(Data items)
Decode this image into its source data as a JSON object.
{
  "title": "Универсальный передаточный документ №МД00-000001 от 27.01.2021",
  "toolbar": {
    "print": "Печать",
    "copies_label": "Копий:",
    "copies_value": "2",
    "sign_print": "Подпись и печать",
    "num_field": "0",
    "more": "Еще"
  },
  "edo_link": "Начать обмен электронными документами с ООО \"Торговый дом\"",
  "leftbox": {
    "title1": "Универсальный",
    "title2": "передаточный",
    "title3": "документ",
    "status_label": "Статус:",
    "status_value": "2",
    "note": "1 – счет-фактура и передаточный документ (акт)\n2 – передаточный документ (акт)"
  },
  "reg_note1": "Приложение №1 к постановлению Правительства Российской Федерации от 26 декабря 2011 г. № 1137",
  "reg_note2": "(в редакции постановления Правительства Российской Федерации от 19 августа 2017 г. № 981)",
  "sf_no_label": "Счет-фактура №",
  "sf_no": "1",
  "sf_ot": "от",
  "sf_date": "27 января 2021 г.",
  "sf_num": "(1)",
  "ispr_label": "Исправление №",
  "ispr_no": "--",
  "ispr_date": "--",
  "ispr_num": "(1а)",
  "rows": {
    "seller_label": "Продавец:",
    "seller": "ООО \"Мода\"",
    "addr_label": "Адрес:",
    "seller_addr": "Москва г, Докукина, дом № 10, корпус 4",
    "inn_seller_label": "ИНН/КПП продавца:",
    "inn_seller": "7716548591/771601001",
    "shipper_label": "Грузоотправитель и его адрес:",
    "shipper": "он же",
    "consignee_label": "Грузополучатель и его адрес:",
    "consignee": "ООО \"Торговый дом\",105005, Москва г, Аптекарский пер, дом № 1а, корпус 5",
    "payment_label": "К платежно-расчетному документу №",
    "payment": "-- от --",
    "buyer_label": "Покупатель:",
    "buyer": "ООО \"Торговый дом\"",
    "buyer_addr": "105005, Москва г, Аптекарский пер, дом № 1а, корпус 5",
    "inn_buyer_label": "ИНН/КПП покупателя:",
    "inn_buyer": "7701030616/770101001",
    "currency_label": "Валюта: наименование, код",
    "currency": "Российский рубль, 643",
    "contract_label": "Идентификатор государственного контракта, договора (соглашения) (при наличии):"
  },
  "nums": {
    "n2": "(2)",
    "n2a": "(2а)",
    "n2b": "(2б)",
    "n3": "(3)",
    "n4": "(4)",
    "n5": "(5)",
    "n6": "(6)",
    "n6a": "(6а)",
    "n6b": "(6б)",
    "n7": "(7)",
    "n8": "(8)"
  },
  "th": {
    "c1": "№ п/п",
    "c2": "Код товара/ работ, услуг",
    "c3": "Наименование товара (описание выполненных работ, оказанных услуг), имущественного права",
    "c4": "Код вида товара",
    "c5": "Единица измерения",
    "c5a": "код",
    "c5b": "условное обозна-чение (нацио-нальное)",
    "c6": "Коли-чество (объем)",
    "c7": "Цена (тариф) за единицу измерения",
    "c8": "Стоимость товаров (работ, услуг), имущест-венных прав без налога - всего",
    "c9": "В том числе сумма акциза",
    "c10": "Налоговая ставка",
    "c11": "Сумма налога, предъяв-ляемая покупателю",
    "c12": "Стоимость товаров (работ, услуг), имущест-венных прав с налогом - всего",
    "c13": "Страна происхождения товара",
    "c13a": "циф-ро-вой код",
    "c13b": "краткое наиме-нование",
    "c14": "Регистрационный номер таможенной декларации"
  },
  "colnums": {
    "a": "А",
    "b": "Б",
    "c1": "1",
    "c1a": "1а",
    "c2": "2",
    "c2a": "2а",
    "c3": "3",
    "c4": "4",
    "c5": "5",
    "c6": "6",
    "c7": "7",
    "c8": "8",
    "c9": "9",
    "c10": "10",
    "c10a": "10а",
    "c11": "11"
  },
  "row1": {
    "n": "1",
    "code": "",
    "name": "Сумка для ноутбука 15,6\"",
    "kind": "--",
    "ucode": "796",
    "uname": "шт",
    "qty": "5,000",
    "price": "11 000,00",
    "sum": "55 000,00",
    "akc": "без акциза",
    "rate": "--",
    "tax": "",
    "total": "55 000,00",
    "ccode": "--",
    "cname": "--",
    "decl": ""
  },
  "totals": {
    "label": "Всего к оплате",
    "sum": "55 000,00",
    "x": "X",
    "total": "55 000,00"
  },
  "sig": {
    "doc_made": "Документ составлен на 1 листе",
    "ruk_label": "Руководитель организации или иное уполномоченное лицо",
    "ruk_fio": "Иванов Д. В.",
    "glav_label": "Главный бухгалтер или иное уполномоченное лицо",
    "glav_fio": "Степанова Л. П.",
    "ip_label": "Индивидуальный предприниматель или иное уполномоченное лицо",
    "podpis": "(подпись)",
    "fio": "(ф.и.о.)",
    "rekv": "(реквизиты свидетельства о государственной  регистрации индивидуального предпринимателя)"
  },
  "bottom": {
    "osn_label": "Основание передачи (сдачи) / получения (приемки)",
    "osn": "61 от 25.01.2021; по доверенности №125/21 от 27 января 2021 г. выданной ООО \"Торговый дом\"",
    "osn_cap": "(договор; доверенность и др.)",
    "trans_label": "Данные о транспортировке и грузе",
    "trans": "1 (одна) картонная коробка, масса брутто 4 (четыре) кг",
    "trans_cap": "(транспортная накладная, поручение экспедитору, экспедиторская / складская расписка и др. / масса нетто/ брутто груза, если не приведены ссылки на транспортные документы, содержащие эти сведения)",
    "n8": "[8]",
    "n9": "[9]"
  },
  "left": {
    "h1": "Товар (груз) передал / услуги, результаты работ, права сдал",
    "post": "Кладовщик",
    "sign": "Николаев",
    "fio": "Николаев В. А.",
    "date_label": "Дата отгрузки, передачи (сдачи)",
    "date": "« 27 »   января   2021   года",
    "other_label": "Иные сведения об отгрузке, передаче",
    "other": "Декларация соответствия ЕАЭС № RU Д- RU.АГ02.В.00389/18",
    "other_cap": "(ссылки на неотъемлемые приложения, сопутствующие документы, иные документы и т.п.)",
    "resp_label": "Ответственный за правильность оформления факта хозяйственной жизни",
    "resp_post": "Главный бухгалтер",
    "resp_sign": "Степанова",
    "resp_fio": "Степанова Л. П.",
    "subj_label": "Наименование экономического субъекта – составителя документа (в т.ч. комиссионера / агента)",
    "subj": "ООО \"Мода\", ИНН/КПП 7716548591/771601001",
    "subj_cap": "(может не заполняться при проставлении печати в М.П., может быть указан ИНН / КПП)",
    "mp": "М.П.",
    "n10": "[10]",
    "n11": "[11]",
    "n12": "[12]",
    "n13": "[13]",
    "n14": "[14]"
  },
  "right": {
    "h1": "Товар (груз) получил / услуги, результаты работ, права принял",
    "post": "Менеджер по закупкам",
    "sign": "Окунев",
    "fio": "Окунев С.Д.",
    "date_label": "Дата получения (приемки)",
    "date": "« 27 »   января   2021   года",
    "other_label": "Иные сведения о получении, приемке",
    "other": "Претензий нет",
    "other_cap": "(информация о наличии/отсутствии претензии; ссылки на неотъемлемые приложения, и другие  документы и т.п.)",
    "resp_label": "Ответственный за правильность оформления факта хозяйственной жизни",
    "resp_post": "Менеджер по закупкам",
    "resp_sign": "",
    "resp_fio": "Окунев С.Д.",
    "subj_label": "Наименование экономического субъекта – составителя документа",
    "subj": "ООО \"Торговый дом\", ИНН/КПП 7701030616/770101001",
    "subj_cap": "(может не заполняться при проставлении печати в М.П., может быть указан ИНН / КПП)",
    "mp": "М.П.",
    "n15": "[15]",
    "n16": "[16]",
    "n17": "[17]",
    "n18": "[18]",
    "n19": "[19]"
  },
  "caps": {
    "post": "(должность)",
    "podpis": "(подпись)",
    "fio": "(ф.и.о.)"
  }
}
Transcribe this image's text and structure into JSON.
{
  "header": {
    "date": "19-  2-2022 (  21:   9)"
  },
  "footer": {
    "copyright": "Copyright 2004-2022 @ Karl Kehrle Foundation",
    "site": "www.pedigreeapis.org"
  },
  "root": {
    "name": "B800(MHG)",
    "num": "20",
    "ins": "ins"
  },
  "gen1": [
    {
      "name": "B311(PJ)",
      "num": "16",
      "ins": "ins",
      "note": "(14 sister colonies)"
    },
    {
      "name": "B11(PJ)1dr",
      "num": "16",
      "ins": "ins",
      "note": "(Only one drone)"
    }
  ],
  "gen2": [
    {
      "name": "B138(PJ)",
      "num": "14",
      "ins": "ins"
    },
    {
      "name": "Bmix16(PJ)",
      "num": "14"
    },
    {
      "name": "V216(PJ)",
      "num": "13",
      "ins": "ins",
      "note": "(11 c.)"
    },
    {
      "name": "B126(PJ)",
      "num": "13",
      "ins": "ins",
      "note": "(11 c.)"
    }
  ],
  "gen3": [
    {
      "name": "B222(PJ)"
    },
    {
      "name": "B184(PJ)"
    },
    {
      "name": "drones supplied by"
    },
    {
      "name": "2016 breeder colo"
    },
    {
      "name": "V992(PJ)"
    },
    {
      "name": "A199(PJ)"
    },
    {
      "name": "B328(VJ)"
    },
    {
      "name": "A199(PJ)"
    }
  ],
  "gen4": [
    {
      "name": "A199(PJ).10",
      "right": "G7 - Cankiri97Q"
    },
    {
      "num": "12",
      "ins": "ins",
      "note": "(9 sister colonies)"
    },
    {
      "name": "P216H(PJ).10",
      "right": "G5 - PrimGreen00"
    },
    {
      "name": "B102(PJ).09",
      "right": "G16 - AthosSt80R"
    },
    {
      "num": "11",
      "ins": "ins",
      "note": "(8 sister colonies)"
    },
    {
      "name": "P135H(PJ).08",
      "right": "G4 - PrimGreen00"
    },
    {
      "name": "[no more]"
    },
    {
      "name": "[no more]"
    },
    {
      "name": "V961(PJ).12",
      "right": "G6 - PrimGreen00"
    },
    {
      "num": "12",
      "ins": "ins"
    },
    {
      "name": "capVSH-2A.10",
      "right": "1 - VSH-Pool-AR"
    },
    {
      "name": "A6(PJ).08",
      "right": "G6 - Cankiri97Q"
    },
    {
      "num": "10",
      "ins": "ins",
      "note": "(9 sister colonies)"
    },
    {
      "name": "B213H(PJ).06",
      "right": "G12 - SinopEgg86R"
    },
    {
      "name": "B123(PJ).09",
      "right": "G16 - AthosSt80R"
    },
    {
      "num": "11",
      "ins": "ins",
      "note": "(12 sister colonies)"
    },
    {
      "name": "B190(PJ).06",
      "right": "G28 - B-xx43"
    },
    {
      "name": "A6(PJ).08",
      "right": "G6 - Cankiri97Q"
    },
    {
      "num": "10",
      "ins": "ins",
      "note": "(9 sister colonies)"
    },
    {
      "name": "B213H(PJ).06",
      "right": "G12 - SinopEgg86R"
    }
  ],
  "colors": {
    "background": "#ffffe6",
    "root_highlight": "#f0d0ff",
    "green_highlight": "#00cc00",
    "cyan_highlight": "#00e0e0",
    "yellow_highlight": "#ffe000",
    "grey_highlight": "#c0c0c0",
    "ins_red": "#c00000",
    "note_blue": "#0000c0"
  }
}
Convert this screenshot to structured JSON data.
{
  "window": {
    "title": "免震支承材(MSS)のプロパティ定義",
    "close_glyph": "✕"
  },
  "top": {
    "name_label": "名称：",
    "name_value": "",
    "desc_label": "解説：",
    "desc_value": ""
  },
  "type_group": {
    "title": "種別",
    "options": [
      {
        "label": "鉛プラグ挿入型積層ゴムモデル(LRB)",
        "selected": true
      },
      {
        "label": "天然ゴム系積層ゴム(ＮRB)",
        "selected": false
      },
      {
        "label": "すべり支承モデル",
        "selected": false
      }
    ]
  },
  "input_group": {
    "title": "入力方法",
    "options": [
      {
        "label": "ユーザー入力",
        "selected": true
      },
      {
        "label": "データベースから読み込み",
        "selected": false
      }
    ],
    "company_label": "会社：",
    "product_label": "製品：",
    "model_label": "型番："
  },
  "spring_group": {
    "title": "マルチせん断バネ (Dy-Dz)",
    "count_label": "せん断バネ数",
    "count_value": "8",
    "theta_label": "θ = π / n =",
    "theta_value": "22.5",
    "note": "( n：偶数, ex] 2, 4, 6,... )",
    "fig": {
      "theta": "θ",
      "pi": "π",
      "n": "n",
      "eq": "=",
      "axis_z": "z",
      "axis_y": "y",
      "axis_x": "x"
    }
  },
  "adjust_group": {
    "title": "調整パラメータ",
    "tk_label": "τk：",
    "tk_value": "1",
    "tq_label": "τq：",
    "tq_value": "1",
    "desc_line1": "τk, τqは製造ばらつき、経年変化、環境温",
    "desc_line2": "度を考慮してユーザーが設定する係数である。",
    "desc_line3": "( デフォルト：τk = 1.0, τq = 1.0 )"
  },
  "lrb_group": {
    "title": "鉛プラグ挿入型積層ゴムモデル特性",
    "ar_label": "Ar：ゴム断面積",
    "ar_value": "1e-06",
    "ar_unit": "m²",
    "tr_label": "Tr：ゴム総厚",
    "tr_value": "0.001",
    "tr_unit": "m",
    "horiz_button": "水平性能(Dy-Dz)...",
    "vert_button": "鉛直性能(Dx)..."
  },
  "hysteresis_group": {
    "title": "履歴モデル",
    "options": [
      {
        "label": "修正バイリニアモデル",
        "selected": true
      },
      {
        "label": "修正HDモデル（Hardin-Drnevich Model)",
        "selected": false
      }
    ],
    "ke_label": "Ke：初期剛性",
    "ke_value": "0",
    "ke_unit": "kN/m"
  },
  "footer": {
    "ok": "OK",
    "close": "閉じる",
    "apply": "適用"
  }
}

§ **What is being asked**
Filter the entries and copy out every line with the word "бухгалтер".

§ **Expected answer**
    "glav_label": "Главный бухгалтер или иное уполномоченное лицо",
    "resp_post": "Главный бухгалтер",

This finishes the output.